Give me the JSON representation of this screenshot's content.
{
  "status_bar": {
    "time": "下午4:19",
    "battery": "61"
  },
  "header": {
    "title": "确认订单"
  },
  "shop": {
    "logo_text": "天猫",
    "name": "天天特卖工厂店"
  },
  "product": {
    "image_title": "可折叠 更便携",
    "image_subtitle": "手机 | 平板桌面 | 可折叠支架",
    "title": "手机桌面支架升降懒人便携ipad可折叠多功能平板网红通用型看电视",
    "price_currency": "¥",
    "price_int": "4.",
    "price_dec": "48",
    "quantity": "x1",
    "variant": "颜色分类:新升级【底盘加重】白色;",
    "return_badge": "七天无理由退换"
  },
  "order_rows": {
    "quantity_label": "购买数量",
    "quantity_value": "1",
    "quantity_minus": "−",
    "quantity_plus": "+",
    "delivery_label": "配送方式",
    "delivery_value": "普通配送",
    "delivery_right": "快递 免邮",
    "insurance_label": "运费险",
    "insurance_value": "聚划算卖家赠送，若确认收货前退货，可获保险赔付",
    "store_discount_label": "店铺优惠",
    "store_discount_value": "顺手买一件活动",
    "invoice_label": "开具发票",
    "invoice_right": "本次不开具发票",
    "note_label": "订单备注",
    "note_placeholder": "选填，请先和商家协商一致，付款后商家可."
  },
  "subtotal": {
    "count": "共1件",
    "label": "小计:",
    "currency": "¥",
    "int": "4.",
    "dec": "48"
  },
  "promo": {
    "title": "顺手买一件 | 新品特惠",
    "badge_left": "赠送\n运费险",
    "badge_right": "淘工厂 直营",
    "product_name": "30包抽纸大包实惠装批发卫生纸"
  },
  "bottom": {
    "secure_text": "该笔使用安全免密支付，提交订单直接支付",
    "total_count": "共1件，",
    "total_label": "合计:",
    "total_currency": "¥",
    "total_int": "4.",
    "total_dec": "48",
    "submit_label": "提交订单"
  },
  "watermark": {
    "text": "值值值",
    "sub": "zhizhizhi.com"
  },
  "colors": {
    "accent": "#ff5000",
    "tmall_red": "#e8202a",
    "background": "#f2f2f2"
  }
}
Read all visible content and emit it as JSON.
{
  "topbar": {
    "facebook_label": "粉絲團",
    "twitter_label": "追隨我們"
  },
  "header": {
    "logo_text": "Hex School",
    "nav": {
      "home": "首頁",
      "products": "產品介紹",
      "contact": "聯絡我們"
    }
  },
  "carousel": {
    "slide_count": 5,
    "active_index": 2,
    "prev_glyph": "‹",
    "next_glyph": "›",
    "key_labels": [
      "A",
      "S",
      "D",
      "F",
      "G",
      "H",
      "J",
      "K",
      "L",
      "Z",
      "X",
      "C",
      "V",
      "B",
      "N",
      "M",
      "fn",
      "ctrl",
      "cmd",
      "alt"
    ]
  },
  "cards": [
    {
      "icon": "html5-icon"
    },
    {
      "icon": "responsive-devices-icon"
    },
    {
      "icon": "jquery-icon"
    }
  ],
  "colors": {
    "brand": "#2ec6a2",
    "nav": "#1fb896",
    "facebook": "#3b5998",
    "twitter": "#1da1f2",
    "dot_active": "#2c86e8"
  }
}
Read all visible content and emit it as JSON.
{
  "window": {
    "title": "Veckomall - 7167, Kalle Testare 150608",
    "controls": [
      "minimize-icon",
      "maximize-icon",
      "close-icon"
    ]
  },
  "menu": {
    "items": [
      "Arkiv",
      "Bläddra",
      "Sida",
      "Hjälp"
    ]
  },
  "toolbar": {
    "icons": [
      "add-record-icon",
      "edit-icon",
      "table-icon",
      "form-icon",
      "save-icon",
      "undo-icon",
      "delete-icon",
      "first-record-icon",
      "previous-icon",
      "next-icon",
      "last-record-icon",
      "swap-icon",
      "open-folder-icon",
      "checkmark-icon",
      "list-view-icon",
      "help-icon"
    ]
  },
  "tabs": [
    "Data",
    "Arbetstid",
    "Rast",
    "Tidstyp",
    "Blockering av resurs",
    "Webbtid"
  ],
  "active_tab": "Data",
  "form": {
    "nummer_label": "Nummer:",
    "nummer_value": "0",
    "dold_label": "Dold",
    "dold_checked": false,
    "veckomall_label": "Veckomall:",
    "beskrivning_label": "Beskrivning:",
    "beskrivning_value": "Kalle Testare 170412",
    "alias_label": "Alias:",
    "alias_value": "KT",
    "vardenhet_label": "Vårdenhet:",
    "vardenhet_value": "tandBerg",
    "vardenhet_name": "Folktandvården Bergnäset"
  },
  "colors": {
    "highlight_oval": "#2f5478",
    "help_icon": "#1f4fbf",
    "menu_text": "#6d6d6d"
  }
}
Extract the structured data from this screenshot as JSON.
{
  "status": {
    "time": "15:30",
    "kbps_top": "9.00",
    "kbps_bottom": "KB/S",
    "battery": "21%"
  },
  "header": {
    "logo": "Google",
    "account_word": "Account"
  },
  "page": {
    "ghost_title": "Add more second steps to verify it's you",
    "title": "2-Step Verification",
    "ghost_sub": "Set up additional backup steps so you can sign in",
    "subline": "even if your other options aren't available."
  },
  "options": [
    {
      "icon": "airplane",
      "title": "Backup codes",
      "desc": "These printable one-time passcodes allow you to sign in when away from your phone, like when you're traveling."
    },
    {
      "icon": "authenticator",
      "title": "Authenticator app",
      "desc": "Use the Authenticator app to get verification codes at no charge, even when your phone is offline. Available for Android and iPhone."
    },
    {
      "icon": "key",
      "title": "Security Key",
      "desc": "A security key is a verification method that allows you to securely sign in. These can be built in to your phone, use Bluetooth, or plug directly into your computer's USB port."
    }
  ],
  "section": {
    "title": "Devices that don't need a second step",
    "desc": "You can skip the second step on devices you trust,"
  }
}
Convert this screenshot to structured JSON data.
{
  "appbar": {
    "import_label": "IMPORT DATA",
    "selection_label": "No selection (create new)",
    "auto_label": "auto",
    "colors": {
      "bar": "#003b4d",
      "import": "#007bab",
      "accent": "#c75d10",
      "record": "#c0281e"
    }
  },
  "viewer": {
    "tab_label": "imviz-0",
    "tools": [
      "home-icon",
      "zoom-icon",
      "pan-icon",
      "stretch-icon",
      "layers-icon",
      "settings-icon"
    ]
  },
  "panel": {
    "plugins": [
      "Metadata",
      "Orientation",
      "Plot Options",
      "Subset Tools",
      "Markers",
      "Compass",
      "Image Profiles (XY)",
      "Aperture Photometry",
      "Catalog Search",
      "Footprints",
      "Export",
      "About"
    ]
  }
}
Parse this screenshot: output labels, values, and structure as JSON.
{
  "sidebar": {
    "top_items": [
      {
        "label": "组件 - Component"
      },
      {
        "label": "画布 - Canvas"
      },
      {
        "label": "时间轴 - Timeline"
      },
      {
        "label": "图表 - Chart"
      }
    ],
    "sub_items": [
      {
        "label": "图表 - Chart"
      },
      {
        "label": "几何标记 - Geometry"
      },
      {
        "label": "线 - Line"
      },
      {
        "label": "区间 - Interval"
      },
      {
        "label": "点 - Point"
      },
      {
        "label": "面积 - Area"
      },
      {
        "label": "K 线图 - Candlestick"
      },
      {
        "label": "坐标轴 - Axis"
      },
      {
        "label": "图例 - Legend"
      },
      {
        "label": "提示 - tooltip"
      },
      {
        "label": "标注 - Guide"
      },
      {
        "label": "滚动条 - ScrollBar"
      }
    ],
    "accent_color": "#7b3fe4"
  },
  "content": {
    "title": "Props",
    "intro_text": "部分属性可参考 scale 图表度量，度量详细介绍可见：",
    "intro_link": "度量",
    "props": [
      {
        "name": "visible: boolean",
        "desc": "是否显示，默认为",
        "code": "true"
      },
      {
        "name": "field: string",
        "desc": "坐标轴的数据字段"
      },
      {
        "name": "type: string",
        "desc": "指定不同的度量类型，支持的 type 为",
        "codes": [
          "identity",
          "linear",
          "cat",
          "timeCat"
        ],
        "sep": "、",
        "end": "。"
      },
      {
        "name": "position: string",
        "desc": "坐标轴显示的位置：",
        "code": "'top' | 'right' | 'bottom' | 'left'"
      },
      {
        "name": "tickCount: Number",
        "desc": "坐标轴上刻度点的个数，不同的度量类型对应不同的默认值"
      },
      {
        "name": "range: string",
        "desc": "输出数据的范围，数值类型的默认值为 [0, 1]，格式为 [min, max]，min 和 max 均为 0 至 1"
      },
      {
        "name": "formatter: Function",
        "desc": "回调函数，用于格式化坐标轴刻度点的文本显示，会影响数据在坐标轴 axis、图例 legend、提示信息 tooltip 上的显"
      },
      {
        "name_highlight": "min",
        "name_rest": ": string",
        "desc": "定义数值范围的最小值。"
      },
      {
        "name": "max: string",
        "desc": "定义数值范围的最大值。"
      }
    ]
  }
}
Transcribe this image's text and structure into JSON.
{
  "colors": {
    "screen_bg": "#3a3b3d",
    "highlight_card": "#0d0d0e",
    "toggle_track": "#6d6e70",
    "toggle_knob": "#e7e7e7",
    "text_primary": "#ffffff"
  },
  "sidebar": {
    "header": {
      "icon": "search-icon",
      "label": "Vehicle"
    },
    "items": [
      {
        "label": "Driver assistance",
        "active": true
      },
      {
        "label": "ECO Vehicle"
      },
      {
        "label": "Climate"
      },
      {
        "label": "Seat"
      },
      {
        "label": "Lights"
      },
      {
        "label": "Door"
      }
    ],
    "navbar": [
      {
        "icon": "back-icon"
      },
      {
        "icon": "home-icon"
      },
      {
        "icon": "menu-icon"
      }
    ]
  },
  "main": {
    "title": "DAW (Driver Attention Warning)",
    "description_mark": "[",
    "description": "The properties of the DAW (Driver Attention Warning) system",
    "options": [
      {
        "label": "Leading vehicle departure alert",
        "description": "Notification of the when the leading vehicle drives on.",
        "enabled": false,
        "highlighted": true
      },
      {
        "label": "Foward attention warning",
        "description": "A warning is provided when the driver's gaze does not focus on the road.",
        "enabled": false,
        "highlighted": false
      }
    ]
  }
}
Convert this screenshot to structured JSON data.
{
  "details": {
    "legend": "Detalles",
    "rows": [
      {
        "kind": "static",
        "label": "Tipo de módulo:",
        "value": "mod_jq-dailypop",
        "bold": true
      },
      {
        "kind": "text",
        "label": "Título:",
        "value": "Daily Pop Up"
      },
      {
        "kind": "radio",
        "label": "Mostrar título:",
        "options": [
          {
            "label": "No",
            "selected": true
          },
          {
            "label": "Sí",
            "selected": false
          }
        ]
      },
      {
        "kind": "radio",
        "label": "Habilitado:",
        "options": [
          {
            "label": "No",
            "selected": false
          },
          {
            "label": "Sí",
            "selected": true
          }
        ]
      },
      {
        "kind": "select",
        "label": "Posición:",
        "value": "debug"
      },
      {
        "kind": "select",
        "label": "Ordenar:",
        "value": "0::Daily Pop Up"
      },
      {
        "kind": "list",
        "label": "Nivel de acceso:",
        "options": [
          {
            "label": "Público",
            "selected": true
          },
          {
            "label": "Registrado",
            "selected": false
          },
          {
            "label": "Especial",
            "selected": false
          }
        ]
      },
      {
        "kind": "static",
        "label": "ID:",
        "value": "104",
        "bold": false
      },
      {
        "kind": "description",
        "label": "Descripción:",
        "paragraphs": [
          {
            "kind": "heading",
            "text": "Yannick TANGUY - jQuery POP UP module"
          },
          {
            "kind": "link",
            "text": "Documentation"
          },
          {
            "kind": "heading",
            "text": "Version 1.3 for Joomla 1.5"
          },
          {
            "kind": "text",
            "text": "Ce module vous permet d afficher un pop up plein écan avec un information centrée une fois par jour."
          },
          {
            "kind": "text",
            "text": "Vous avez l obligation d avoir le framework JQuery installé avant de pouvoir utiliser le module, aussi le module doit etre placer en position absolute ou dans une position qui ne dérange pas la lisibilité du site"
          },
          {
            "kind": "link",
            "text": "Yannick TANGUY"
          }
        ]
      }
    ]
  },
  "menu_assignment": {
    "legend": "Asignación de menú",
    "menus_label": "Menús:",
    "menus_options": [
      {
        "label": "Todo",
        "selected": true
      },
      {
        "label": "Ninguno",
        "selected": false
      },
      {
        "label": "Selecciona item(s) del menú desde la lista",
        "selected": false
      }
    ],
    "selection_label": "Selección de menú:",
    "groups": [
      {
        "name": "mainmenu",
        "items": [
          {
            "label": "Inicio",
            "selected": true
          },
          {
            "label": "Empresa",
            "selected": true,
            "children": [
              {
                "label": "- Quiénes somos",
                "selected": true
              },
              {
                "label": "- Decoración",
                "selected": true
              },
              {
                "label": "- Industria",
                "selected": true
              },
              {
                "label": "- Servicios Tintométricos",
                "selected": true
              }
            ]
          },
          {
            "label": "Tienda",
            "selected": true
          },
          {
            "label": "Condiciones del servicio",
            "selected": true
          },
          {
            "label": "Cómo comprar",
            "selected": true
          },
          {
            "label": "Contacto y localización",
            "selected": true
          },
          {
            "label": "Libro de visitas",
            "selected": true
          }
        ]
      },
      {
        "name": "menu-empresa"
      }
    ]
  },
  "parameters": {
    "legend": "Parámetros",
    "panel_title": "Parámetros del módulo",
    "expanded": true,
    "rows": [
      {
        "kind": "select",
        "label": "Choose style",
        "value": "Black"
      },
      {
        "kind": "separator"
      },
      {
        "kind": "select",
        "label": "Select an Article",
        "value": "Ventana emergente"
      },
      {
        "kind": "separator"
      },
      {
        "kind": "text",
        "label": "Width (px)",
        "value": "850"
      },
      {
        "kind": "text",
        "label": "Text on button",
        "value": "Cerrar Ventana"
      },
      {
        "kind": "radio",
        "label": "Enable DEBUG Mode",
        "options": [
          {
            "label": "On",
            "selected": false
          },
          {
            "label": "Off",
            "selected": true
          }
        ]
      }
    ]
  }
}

#### [Goal]
Scan the lines for the string "from". Pick out every line that has it.

#### [Worked answer]
Extract the structured data from this screenshot as JSON.
      "desc": "These printable one-time passcodes allow you to sign in when away from your phone, like when you're traveling."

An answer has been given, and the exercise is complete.